┏━━
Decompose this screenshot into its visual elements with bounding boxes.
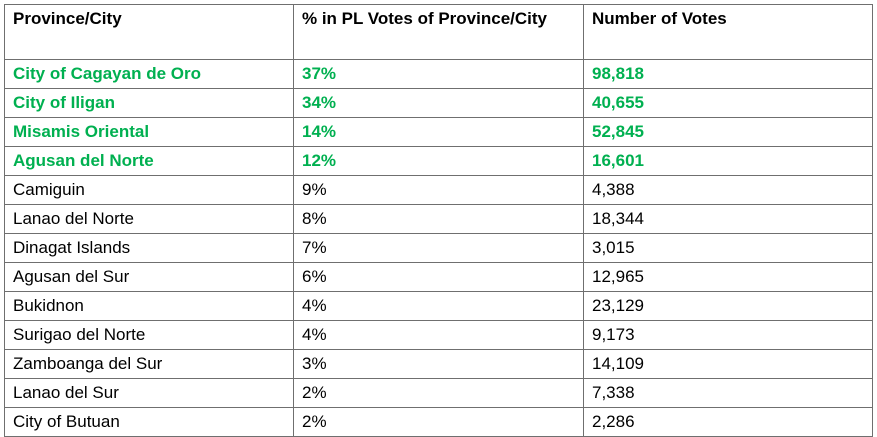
table-row: Lanao del Norte 8% 18,344	[4, 204, 873, 234]
province-city-cell: Lanao del Sur	[4, 378, 294, 408]
header-row: Province/City % in PL Votes of Province/…	[4, 4, 873, 60]
header-percent-pl-votes: % in PL Votes of Province/City	[293, 4, 584, 60]
header-number-of-votes: Number of Votes	[583, 4, 873, 60]
province-city-cell: Dinagat Islands	[4, 233, 294, 263]
votes-cell: 40,655	[583, 88, 873, 118]
table-row: City of Butuan 2% 2,286	[4, 407, 873, 437]
percent-cell: 9%	[293, 175, 584, 205]
percent-cell: 7%	[293, 233, 584, 263]
votes-cell: 16,601	[583, 146, 873, 176]
table-row: Misamis Oriental 14% 52,845	[4, 117, 873, 147]
votes-cell: 4,388	[583, 175, 873, 205]
province-city-cell: Zamboanga del Sur	[4, 349, 294, 379]
votes-cell: 9,173	[583, 320, 873, 350]
percent-cell: 2%	[293, 378, 584, 408]
province-city-cell: Surigao del Norte	[4, 320, 294, 350]
table-row: Agusan del Norte 12% 16,601	[4, 146, 873, 176]
province-city-cell: City of Cagayan de Oro	[4, 59, 294, 89]
votes-cell: 18,344	[583, 204, 873, 234]
votes-table: Province/City % in PL Votes of Province/…	[4, 4, 873, 437]
votes-cell: 23,129	[583, 291, 873, 321]
table-row: Lanao del Sur 2% 7,338	[4, 378, 873, 408]
votes-cell: 98,818	[583, 59, 873, 89]
table-row: Dinagat Islands 7% 3,015	[4, 233, 873, 263]
votes-cell: 7,338	[583, 378, 873, 408]
province-city-cell: Misamis Oriental	[4, 117, 294, 147]
province-city-cell: Agusan del Norte	[4, 146, 294, 176]
percent-cell: 6%	[293, 262, 584, 292]
percent-cell: 2%	[293, 407, 584, 437]
percent-cell: 8%	[293, 204, 584, 234]
table-row: Agusan del Sur 6% 12,965	[4, 262, 873, 292]
table-row: Zamboanga del Sur 3% 14,109	[4, 349, 873, 379]
table-row: Bukidnon 4% 23,129	[4, 291, 873, 321]
percent-cell: 34%	[293, 88, 584, 118]
percent-cell: 14%	[293, 117, 584, 147]
votes-cell: 2,286	[583, 407, 873, 437]
votes-cell: 52,845	[583, 117, 873, 147]
table-row: Surigao del Norte 4% 9,173	[4, 320, 873, 350]
votes-cell: 3,015	[583, 233, 873, 263]
province-city-cell: City of Butuan	[4, 407, 294, 437]
percent-cell: 37%	[293, 59, 584, 89]
header-province-city: Province/City	[4, 4, 294, 60]
province-city-cell: Camiguin	[4, 175, 294, 205]
table-row: Camiguin 9% 4,388	[4, 175, 873, 205]
province-city-cell: Bukidnon	[4, 291, 294, 321]
province-city-cell: Lanao del Norte	[4, 204, 294, 234]
table-row: City of Cagayan de Oro 37% 98,818	[4, 59, 873, 89]
percent-cell: 4%	[293, 291, 584, 321]
percent-cell: 3%	[293, 349, 584, 379]
votes-cell: 14,109	[583, 349, 873, 379]
percent-cell: 12%	[293, 146, 584, 176]
percent-cell: 4%	[293, 320, 584, 350]
votes-cell: 12,965	[583, 262, 873, 292]
province-city-cell: City of Iligan	[4, 88, 294, 118]
province-city-cell: Agusan del Sur	[4, 262, 294, 292]
table-row: City of Iligan 34% 40,655	[4, 88, 873, 118]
┗━━
Reproduce the listing above line for line, with every character unchanged. Leave the picture placeholders out of your copy.

Response to this task
Decompose this screenshot into its visual elements with bounding boxes.
table-row: Lanao del Norte 8% 18,344	[4, 204, 873, 234]
province-city-cell: Lanao del Sur	[4, 378, 294, 408]
header-row: Province/City % in PL Votes of Province/…	[4, 4, 873, 60]
header-percent-pl-votes: % in PL Votes of Province/City	[293, 4, 584, 60]
header-number-of-votes: Number of Votes	[583, 4, 873, 60]
province-city-cell: Dinagat Islands	[4, 233, 294, 263]
votes-cell: 40,655	[583, 88, 873, 118]
table-row: City of Butuan 2% 2,286	[4, 407, 873, 437]
percent-cell: 9%	[293, 175, 584, 205]
percent-cell: 7%	[293, 233, 584, 263]
votes-cell: 16,601	[583, 146, 873, 176]
table-row: Misamis Oriental 14% 52,845	[4, 117, 873, 147]
votes-cell: 4,388	[583, 175, 873, 205]
province-city-cell: Zamboanga del Sur	[4, 349, 294, 379]
votes-cell: 9,173	[583, 320, 873, 350]
percent-cell: 2%	[293, 378, 584, 408]
province-city-cell: Surigao del Norte	[4, 320, 294, 350]
table-row: Agusan del Norte 12% 16,601	[4, 146, 873, 176]
province-city-cell: City of Cagayan de Oro	[4, 59, 294, 89]
votes-cell: 18,344	[583, 204, 873, 234]
votes-table: Province/City % in PL Votes of Province/…	[4, 4, 873, 437]
votes-cell: 23,129	[583, 291, 873, 321]
table-row: Lanao del Sur 2% 7,338	[4, 378, 873, 408]
votes-cell: 98,818	[583, 59, 873, 89]
table-row: Dinagat Islands 7% 3,015	[4, 233, 873, 263]
votes-cell: 7,338	[583, 378, 873, 408]
province-city-cell: Misamis Oriental	[4, 117, 294, 147]
province-city-cell: Agusan del Norte	[4, 146, 294, 176]
percent-cell: 6%	[293, 262, 584, 292]
percent-cell: 2%	[293, 407, 584, 437]
percent-cell: 8%	[293, 204, 584, 234]
table-row: Agusan del Sur 6% 12,965	[4, 262, 873, 292]
table-row: Zamboanga del Sur 3% 14,109	[4, 349, 873, 379]
table-row: Bukidnon 4% 23,129	[4, 291, 873, 321]
percent-cell: 34%	[293, 88, 584, 118]
percent-cell: 14%	[293, 117, 584, 147]
votes-cell: 2,286	[583, 407, 873, 437]
votes-cell: 52,845	[583, 117, 873, 147]
table-row: Surigao del Norte 4% 9,173	[4, 320, 873, 350]
votes-cell: 3,015	[583, 233, 873, 263]
province-city-cell: City of Butuan	[4, 407, 294, 437]
percent-cell: 37%	[293, 59, 584, 89]
header-province-city: Province/City	[4, 4, 294, 60]
province-city-cell: Camiguin	[4, 175, 294, 205]
table-row: Camiguin 9% 4,388	[4, 175, 873, 205]
province-city-cell: Bukidnon	[4, 291, 294, 321]
province-city-cell: Lanao del Norte	[4, 204, 294, 234]
table-row: City of Cagayan de Oro 37% 98,818	[4, 59, 873, 89]
percent-cell: 4%	[293, 291, 584, 321]
percent-cell: 3%	[293, 349, 584, 379]
votes-cell: 14,109	[583, 349, 873, 379]
percent-cell: 12%	[293, 146, 584, 176]
percent-cell: 4%	[293, 320, 584, 350]
votes-cell: 12,965	[583, 262, 873, 292]
province-city-cell: City of Iligan	[4, 88, 294, 118]
province-city-cell: Agusan del Sur	[4, 262, 294, 292]
table-row: City of Iligan 34% 40,655	[4, 88, 873, 118]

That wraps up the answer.